**Input for this task**
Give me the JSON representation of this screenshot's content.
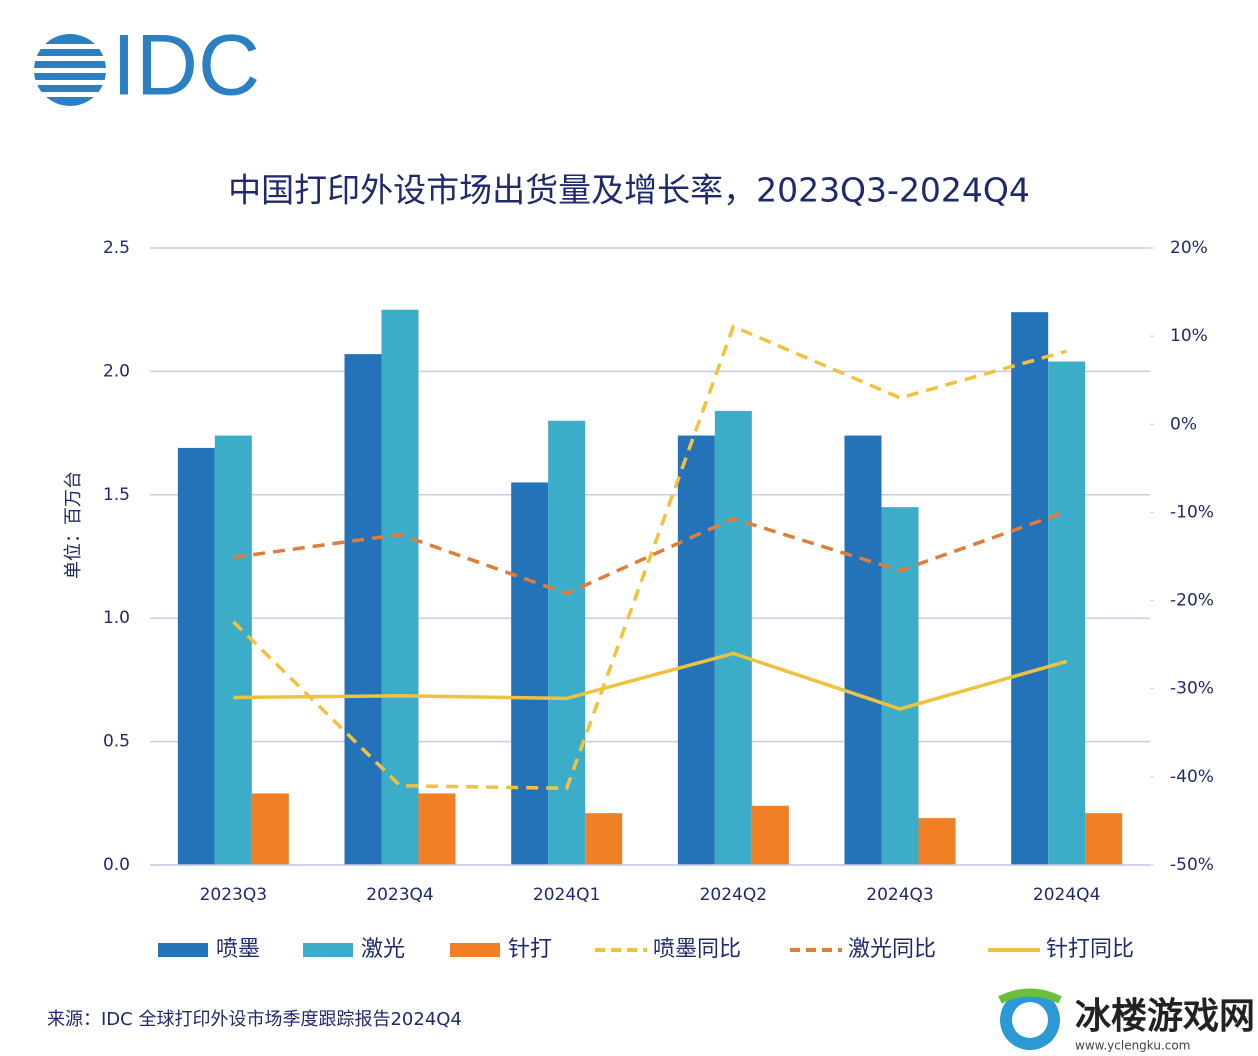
{
  "logo": "IDC",
  "chart_data": {
    "type": "combo",
    "title": "中国打印外设市场出货量及增长率，2023Q3-2024Q4",
    "y_label": "单位：百万台",
    "categories": [
      "2023Q3",
      "2023Q4",
      "2024Q1",
      "2024Q2",
      "2024Q3",
      "2024Q4"
    ],
    "ylim": [
      0,
      2.5
    ],
    "yticks": [
      {
        "value": 0,
        "label": "0.0"
      },
      0.5,
      {
        "value": 1,
        "label": "1.0"
      },
      1.5,
      {
        "value": 2,
        "label": "2.0"
      },
      2.5
    ],
    "y2lim": [
      -50,
      20
    ],
    "y2ticks": [
      {
        "value": -50,
        "label": "-50%"
      },
      {
        "value": -40,
        "label": "-40%"
      },
      {
        "value": -30,
        "label": "-30%"
      },
      {
        "value": -20,
        "label": "-20%"
      },
      {
        "value": -10,
        "label": "-10%"
      },
      {
        "value": 0,
        "label": "0%"
      },
      {
        "value": 10,
        "label": "10%"
      },
      {
        "value": 20,
        "label": "20%"
      }
    ],
    "grid": true,
    "series": [
      {
        "name": "喷墨",
        "type": "bar",
        "color": "#2473b9",
        "values": [
          1.69,
          2.07,
          1.55,
          1.74,
          1.74,
          2.24
        ]
      },
      {
        "name": "激光",
        "type": "bar",
        "color": "#3badc8",
        "values": [
          1.74,
          2.25,
          1.8,
          1.84,
          1.45,
          2.04
        ]
      },
      {
        "name": "针打",
        "type": "bar",
        "color": "#f07f25",
        "values": [
          0.29,
          0.29,
          0.21,
          0.24,
          0.19,
          0.21
        ]
      },
      {
        "name": "喷墨同比",
        "type": "line",
        "dashed": true,
        "axis": "y2",
        "color": "#f2c23e",
        "values": [
          -22.4,
          -41,
          -41.3,
          11.1,
          3,
          8.3
        ]
      },
      {
        "name": "激光同比",
        "type": "line",
        "dashed": true,
        "axis": "y2",
        "color": "#e07d3b",
        "values": [
          -15.1,
          -12.5,
          -19.2,
          -10.7,
          -16.6,
          -9.9
        ]
      },
      {
        "name": "针打同比",
        "type": "line",
        "dashed": false,
        "axis": "y2",
        "color": "#eec23f",
        "values": [
          -31,
          -30.8,
          -31.1,
          -26,
          -32.3,
          -26.9
        ]
      }
    ]
  },
  "source": "来源：IDC 全球打印外设市场季度跟踪报告2024Q4",
  "watermark": {
    "text": "冰楼游戏网",
    "url": "www.yclengku.com"
  }
}
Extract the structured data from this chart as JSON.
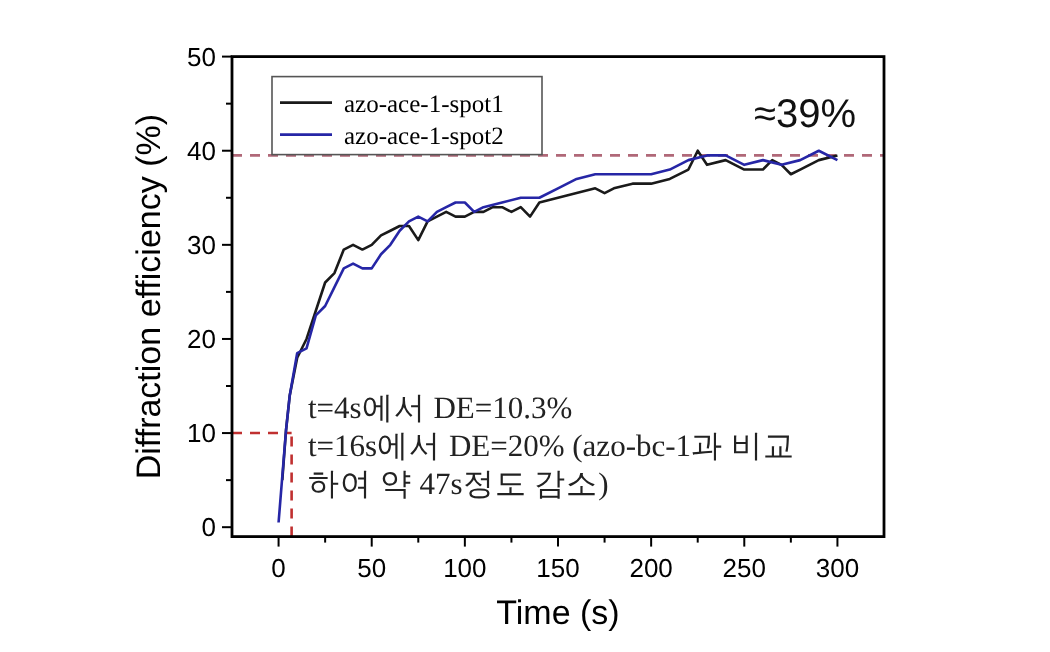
{
  "chart_data": {
    "type": "line",
    "xlabel": "Time (s)",
    "ylabel": "Diffraction efficiency (%)",
    "xlim": [
      -25,
      325
    ],
    "ylim": [
      -1,
      50
    ],
    "xticks": [
      0,
      {
        "value": 25,
        "label": null
      },
      50,
      {
        "value": 75,
        "label": null
      },
      100,
      {
        "value": 125,
        "label": null
      },
      150,
      {
        "value": 175,
        "label": null
      },
      200,
      {
        "value": 225,
        "label": null
      },
      250,
      {
        "value": 275,
        "label": null
      },
      300
    ],
    "yticks": [
      0,
      {
        "value": 5,
        "label": null
      },
      10,
      {
        "value": 15,
        "label": null
      },
      20,
      {
        "value": 25,
        "label": null
      },
      30,
      {
        "value": 35,
        "label": null
      },
      40,
      {
        "value": 45,
        "label": null
      },
      50
    ],
    "legend": "top left",
    "grid": false,
    "marker": "none",
    "line_style": "solid",
    "series": [
      {
        "name": "azo-ace-1-spot1",
        "color": "#1a1a1a",
        "x": [
          2,
          4,
          6,
          10,
          15,
          20,
          25,
          30,
          35,
          40,
          45,
          50,
          55,
          60,
          65,
          70,
          75,
          80,
          85,
          90,
          95,
          100,
          105,
          110,
          115,
          120,
          125,
          130,
          135,
          140,
          150,
          160,
          170,
          175,
          180,
          190,
          200,
          210,
          220,
          225,
          230,
          240,
          250,
          260,
          265,
          270,
          275,
          280,
          290,
          300
        ],
        "values": [
          5,
          10.3,
          14,
          18,
          20,
          23,
          26,
          27,
          29.5,
          30,
          29.5,
          30,
          31,
          31.5,
          32,
          32,
          30.5,
          32.5,
          33,
          33.5,
          33,
          33,
          33.5,
          33.5,
          34,
          34,
          33.5,
          34,
          33,
          34.5,
          35,
          35.5,
          36,
          35.5,
          36,
          36.5,
          36.5,
          37,
          38,
          40,
          38.5,
          39,
          38,
          38,
          39,
          38.5,
          37.5,
          38,
          39,
          39.5
        ]
      },
      {
        "name": "azo-ace-1-spot2",
        "color": "#2626a6",
        "x": [
          0,
          4,
          6,
          10,
          15,
          20,
          25,
          30,
          35,
          40,
          45,
          50,
          55,
          60,
          65,
          70,
          75,
          80,
          85,
          90,
          95,
          100,
          105,
          110,
          120,
          130,
          140,
          150,
          160,
          170,
          180,
          190,
          200,
          210,
          220,
          230,
          240,
          250,
          260,
          270,
          280,
          290,
          300
        ],
        "values": [
          0.5,
          10.3,
          14,
          18.5,
          19,
          22.5,
          23.5,
          25.5,
          27.5,
          28,
          27.5,
          27.5,
          29,
          30,
          31.5,
          32.5,
          33,
          32.5,
          33.5,
          34,
          34.5,
          34.5,
          33.5,
          34,
          34.5,
          35,
          35,
          36,
          37,
          37.5,
          37.5,
          37.5,
          37.5,
          38,
          39,
          39.5,
          39.5,
          38.5,
          39,
          38.5,
          39,
          40,
          39
        ]
      }
    ],
    "ref_lines": [
      {
        "axis": "y",
        "value": 39.5,
        "label": "≈39%",
        "color": "#b06878",
        "line_style": "dashed"
      },
      {
        "axis": "y",
        "value": 10,
        "color": "#c03030",
        "line_style": "dashed"
      },
      {
        "axis": "x",
        "value": 7,
        "color": "#c03030",
        "line_style": "dashed"
      }
    ],
    "annotations": [
      "t=4s에서 DE=10.3%",
      "t=16s에서 DE=20% (azo-bc-1과 비교",
      "하여 약 47s정도 감소)"
    ]
  }
}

**Task brief**
Copy every entry word for word, but omit the pictures.

**Response to the exercise**
Give me the JSON representation of this screenshot's content.
{
  "logo": "IDC",
  "chart_data": {
    "type": "combo",
    "title": "中国打印外设市场出货量及增长率，2023Q3-2024Q4",
    "y_label": "单位：百万台",
    "categories": [
      "2023Q3",
      "2023Q4",
      "2024Q1",
      "2024Q2",
      "2024Q3",
      "2024Q4"
    ],
    "ylim": [
      0,
      2.5
    ],
    "yticks": [
      {
        "value": 0,
        "label": "0.0"
      },
      0.5,
      {
        "value": 1,
        "label": "1.0"
      },
      1.5,
      {
        "value": 2,
        "label": "2.0"
      },
      2.5
    ],
    "y2lim": [
      -50,
      20
    ],
    "y2ticks": [
      {
        "value": -50,
        "label": "-50%"
      },
      {
        "value": -40,
        "label": "-40%"
      },
      {
        "value": -30,
        "label": "-30%"
      },
      {
        "value": -20,
        "label": "-20%"
      },
      {
        "value": -10,
        "label": "-10%"
      },
      {
        "value": 0,
        "label": "0%"
      },
      {
        "value": 10,
        "label": "10%"
      },
      {
        "value": 20,
        "label": "20%"
      }
    ],
    "grid": true,
    "series": [
      {
        "name": "喷墨",
        "type": "bar",
        "color": "#2473b9",
        "values": [
          1.69,
          2.07,
          1.55,
          1.74,
          1.74,
          2.24
        ]
      },
      {
        "name": "激光",
        "type": "bar",
        "color": "#3badc8",
        "values": [
          1.74,
          2.25,
          1.8,
          1.84,
          1.45,
          2.04
        ]
      },
      {
        "name": "针打",
        "type": "bar",
        "color": "#f07f25",
        "values": [
          0.29,
          0.29,
          0.21,
          0.24,
          0.19,
          0.21
        ]
      },
      {
        "name": "喷墨同比",
        "type": "line",
        "dashed": true,
        "axis": "y2",
        "color": "#f2c23e",
        "values": [
          -22.4,
          -41,
          -41.3,
          11.1,
          3,
          8.3
        ]
      },
      {
        "name": "激光同比",
        "type": "line",
        "dashed": true,
        "axis": "y2",
        "color": "#e07d3b",
        "values": [
          -15.1,
          -12.5,
          -19.2,
          -10.7,
          -16.6,
          -9.9
        ]
      },
      {
        "name": "针打同比",
        "type": "line",
        "dashed": false,
        "axis": "y2",
        "color": "#eec23f",
        "values": [
          -31,
          -30.8,
          -31.1,
          -26,
          -32.3,
          -26.9
        ]
      }
    ]
  },
  "source": "来源：IDC 全球打印外设市场季度跟踪报告2024Q4",
  "watermark": {
    "text": "冰楼游戏网",
    "url": "www.yclengku.com"
  }
}
Extract the structured data from this chart as JSON.
{
  "chart_data": {
    "type": "line",
    "xlabel": "Time (s)",
    "ylabel": "Diffraction efficiency (%)",
    "xlim": [
      -25,
      325
    ],
    "ylim": [
      -1,
      50
    ],
    "xticks": [
      0,
      {
        "value": 25,
        "label": null
      },
      50,
      {
        "value": 75,
        "label": null
      },
      100,
      {
        "value": 125,
        "label": null
      },
      150,
      {
        "value": 175,
        "label": null
      },
      200,
      {
        "value": 225,
        "label": null
      },
      250,
      {
        "value": 275,
        "label": null
      },
      300
    ],
    "yticks": [
      0,
      {
        "value": 5,
        "label": null
      },
      10,
      {
        "value": 15,
        "label": null
      },
      20,
      {
        "value": 25,
        "label": null
      },
      30,
      {
        "value": 35,
        "label": null
      },
      40,
      {
        "value": 45,
        "label": null
      },
      50
    ],
    "legend": "top left",
    "grid": false,
    "marker": "none",
    "line_style": "solid",
    "series": [
      {
        "name": "azo-ace-1-spot1",
        "color": "#1a1a1a",
        "x": [
          2,
          4,
          6,
          10,
          15,
          20,
          25,
          30,
          35,
          40,
          45,
          50,
          55,
          60,
          65,
          70,
          75,
          80,
          85,
          90,
          95,
          100,
          105,
          110,
          115,
          120,
          125,
          130,
          135,
          140,
          150,
          160,
          170,
          175,
          180,
          190,
          200,
          210,
          220,
          225,
          230,
          240,
          250,
          260,
          265,
          270,
          275,
          280,
          290,
          300
        ],
        "values": [
          5,
          10.3,
          14,
          18,
          20,
          23,
          26,
          27,
          29.5,
          30,
          29.5,
          30,
          31,
          31.5,
          32,
          32,
          30.5,
          32.5,
          33,
          33.5,
          33,
          33,
          33.5,
          33.5,
          34,
          34,
          33.5,
          34,
          33,
          34.5,
          35,
          35.5,
          36,
          35.5,
          36,
          36.5,
          36.5,
          37,
          38,
          40,
          38.5,
          39,
          38,
          38,
          39,
          38.5,
          37.5,
          38,
          39,
          39.5
        ]
      },
      {
        "name": "azo-ace-1-spot2",
        "color": "#2626a6",
        "x": [
          0,
          4,
          6,
          10,
          15,
          20,
          25,
          30,
          35,
          40,
          45,
          50,
          55,
          60,
          65,
          70,
          75,
          80,
          85,
          90,
          95,
          100,
          105,
          110,
          120,
          130,
          140,
          150,
          160,
          170,
          180,
          190,
          200,
          210,
          220,
          230,
          240,
          250,
          260,
          270,
          280,
          290,
          300
        ],
        "values": [
          0.5,
          10.3,
          14,
          18.5,
          19,
          22.5,
          23.5,
          25.5,
          27.5,
          28,
          27.5,
          27.5,
          29,
          30,
          31.5,
          32.5,
          33,
          32.5,
          33.5,
          34,
          34.5,
          34.5,
          33.5,
          34,
          34.5,
          35,
          35,
          36,
          37,
          37.5,
          37.5,
          37.5,
          37.5,
          38,
          39,
          39.5,
          39.5,
          38.5,
          39,
          38.5,
          39,
          40,
          39
        ]
      }
    ],
    "ref_lines": [
      {
        "axis": "y",
        "value": 39.5,
        "label": "≈39%",
        "color": "#b06878",
        "line_style": "dashed"
      },
      {
        "axis": "y",
        "value": 10,
        "color": "#c03030",
        "line_style": "dashed"
      },
      {
        "axis": "x",
        "value": 7,
        "color": "#c03030",
        "line_style": "dashed"
      }
    ],
    "annotations": [
      "t=4s에서 DE=10.3%",
      "t=16s에서 DE=20% (azo-bc-1과 비교",
      "하여 약 47s정도 감소)"
    ]
  }
}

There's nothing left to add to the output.